— Start of Data to use —
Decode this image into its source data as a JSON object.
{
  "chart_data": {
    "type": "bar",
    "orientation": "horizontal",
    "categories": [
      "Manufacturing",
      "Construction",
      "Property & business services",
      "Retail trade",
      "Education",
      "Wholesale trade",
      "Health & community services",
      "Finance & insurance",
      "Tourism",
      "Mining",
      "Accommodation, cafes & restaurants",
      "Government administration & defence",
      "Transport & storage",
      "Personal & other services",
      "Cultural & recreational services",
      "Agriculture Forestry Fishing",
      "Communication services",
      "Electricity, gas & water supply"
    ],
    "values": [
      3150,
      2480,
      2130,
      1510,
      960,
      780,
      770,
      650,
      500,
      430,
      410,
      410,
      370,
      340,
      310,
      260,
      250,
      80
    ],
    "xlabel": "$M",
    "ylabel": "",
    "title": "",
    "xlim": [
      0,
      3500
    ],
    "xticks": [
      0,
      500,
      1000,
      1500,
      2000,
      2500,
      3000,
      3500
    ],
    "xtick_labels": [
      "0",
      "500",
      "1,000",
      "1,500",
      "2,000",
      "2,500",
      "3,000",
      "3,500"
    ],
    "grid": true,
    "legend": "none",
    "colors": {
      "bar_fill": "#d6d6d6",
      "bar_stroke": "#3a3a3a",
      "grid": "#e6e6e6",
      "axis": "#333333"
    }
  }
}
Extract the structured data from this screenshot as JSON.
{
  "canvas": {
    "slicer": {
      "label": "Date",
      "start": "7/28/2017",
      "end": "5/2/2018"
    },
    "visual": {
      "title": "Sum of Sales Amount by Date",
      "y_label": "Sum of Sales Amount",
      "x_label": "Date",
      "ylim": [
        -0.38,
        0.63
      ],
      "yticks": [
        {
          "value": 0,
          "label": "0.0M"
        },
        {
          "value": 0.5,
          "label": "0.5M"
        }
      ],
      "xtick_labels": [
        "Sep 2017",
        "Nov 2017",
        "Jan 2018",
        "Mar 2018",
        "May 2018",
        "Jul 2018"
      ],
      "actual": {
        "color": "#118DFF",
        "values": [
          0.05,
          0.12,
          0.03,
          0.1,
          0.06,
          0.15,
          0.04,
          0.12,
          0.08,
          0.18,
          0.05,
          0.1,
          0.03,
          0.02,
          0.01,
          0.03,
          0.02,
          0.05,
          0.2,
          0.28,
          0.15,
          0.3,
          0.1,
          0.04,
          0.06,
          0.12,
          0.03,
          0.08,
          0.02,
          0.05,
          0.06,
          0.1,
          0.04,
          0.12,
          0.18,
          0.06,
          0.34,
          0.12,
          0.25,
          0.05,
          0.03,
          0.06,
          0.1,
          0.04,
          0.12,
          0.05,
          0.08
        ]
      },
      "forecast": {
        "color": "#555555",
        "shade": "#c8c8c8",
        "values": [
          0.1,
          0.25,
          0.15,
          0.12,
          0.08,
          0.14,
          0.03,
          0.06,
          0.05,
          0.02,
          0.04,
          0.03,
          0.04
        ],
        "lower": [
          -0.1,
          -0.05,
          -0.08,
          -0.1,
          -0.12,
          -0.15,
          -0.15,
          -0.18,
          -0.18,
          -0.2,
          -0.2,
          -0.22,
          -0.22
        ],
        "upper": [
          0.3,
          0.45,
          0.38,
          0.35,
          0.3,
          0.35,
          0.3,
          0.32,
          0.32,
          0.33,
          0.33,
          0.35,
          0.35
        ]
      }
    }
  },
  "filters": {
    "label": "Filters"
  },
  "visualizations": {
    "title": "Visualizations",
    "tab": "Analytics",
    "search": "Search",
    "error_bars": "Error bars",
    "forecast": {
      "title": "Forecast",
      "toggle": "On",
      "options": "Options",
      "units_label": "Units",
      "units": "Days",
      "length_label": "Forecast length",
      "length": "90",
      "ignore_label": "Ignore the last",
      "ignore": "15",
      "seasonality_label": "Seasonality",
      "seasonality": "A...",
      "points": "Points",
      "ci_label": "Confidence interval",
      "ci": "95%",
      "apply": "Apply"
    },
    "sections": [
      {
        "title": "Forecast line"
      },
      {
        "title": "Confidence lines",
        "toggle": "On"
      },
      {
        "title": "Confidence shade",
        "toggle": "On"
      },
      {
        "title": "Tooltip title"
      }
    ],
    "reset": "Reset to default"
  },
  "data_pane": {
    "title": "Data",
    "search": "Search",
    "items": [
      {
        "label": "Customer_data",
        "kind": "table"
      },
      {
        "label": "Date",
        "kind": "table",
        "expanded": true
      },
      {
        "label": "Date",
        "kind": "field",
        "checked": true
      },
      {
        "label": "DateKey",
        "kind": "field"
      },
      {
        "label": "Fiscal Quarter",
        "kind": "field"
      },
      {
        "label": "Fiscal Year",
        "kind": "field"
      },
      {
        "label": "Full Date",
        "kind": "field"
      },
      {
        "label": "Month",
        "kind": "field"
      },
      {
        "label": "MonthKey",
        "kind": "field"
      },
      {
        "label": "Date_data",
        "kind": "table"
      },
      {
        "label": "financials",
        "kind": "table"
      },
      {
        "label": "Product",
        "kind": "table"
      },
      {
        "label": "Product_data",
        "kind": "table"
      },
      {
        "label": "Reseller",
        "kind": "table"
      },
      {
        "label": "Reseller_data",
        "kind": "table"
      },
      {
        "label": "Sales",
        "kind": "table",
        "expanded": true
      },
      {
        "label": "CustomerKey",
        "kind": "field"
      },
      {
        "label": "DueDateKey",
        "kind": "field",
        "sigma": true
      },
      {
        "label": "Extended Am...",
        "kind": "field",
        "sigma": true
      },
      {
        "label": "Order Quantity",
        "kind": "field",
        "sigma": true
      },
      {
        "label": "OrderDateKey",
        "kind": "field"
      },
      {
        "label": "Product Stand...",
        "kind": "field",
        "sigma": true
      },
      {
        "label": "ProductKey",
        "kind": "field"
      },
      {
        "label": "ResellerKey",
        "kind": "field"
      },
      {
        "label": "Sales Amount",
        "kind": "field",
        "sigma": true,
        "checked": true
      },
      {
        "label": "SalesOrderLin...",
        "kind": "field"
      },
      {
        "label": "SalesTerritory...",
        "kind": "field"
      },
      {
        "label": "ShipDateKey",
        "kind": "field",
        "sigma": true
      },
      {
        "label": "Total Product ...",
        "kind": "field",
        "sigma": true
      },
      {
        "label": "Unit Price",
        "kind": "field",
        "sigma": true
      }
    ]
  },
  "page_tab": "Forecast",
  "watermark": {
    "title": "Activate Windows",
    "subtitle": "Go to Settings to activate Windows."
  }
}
— End of Data to use —
- **Task to carry out**: Each line that has the word "JSON" counts once. How many such lines are in the data? Give the number alone.

- **Reply to the task**: 2